What you should do. Return the lines below unchanged, from the start of the records through the line that contains "price-tick-label: 3100 bbox=[749, 130, 777, 143]", including that line.

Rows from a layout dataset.

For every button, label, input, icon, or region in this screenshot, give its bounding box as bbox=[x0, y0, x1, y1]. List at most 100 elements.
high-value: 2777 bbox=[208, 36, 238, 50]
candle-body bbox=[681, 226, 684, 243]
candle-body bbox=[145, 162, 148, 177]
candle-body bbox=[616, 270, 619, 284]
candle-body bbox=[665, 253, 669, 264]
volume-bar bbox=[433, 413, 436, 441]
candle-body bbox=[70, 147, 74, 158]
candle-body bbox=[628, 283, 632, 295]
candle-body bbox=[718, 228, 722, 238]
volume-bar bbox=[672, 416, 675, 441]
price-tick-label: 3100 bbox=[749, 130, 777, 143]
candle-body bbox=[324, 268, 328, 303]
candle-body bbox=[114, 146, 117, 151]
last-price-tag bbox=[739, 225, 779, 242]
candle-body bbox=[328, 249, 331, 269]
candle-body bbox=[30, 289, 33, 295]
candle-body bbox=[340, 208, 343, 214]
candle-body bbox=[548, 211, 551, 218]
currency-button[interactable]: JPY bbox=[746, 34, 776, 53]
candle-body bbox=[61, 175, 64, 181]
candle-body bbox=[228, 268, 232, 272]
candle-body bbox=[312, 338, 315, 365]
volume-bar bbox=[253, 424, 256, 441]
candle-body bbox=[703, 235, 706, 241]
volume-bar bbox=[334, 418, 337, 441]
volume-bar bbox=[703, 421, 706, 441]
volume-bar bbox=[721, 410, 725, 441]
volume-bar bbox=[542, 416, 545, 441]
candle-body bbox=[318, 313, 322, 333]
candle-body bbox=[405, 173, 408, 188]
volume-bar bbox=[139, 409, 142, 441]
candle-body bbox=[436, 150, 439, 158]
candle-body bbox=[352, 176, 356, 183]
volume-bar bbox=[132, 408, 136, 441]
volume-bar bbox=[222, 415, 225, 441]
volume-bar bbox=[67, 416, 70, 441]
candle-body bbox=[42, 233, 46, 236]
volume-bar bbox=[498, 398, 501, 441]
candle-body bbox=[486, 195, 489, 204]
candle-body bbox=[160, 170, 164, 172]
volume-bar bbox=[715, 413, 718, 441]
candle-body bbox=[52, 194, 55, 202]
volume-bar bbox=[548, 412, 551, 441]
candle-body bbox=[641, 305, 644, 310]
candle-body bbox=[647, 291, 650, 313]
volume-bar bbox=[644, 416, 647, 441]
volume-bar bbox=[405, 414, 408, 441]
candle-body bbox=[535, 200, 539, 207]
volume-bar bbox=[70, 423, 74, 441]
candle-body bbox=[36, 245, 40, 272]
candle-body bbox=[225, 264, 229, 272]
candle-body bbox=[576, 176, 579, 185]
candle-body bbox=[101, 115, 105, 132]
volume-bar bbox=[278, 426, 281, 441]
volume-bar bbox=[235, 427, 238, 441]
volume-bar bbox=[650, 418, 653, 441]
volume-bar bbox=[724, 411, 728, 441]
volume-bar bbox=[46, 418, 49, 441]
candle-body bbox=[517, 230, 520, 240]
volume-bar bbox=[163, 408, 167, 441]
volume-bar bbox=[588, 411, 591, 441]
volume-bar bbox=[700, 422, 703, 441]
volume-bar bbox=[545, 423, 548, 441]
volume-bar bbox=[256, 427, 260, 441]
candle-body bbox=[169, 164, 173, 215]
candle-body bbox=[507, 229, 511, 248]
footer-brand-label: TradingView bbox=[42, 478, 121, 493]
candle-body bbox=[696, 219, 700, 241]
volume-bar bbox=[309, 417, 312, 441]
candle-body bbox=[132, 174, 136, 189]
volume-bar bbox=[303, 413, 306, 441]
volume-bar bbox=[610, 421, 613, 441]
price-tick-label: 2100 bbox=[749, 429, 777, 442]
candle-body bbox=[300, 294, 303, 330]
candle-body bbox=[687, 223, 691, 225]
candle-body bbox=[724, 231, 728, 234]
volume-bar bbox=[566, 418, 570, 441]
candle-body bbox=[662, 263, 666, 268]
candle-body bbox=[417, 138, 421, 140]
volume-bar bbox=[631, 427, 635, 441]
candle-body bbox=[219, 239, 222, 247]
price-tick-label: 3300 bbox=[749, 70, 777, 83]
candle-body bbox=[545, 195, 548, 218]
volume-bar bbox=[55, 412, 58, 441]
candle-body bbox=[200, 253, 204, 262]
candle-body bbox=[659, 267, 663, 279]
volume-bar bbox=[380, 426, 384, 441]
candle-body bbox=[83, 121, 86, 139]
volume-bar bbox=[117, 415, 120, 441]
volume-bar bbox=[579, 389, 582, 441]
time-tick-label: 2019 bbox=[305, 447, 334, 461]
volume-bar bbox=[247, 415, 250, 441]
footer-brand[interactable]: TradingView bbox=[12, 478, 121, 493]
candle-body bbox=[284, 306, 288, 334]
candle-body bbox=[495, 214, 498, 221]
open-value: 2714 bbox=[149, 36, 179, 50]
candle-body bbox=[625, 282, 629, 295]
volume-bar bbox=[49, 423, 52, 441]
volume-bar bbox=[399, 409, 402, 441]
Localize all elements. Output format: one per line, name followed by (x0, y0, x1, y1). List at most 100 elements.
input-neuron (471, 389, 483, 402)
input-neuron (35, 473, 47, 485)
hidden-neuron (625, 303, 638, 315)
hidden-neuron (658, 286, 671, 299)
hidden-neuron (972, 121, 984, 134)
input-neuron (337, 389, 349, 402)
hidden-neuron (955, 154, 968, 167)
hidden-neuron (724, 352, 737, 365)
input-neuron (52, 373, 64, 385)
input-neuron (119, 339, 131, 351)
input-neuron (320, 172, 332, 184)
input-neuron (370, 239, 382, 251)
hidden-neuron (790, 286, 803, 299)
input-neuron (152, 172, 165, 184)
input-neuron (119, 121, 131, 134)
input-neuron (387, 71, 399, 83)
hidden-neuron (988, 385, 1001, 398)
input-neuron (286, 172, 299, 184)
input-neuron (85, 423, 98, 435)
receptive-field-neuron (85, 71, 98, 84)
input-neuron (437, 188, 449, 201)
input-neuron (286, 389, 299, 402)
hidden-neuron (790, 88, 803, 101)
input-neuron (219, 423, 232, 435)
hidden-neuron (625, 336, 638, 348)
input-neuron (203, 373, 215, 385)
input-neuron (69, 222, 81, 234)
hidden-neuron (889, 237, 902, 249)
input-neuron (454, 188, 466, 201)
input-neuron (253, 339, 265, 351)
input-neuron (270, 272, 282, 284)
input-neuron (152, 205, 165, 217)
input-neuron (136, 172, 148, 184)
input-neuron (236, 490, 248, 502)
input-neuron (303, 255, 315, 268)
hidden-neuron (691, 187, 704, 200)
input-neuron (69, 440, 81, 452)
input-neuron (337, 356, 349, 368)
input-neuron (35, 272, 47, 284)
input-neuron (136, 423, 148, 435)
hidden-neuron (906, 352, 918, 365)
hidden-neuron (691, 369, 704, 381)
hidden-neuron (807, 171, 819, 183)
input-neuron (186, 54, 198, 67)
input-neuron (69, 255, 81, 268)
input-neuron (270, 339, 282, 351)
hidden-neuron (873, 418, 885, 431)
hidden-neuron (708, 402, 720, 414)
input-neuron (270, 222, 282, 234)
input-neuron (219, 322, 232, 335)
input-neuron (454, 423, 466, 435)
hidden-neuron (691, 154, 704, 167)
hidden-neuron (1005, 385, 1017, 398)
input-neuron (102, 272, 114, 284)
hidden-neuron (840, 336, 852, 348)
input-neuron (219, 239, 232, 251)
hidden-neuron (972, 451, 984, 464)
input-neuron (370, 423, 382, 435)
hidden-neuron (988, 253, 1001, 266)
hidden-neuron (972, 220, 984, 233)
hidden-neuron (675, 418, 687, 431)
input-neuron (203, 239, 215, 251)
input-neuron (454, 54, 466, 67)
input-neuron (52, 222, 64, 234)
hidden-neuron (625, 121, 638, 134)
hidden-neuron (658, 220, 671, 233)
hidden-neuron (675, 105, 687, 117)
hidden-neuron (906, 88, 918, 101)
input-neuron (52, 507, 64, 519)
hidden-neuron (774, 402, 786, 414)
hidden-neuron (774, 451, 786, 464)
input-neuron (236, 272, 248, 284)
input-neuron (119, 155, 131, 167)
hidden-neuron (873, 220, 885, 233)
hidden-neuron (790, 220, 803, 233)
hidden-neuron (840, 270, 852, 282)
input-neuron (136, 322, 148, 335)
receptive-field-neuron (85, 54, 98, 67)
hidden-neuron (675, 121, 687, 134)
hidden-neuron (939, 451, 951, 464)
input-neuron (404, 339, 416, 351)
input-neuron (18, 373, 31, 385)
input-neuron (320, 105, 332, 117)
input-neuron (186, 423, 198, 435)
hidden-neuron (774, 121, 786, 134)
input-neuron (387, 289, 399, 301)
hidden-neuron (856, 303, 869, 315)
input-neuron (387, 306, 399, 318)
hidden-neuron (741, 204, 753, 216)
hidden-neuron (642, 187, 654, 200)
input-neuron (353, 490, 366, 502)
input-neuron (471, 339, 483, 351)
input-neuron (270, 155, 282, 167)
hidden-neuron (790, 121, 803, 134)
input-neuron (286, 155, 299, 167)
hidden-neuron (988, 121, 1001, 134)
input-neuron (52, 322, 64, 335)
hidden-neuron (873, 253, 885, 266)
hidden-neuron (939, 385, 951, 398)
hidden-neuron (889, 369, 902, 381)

Complete answer.
For every button, label, input, icon, or region in this screenshot, give its bounding box as bbox=[x0, y0, x1, y1]. List at most 100 elements.
high-value: 2777 bbox=[208, 36, 238, 50]
candle-body bbox=[681, 226, 684, 243]
candle-body bbox=[145, 162, 148, 177]
candle-body bbox=[616, 270, 619, 284]
candle-body bbox=[665, 253, 669, 264]
volume-bar bbox=[433, 413, 436, 441]
candle-body bbox=[70, 147, 74, 158]
candle-body bbox=[628, 283, 632, 295]
candle-body bbox=[718, 228, 722, 238]
volume-bar bbox=[672, 416, 675, 441]
price-tick-label: 3100 bbox=[749, 130, 777, 143]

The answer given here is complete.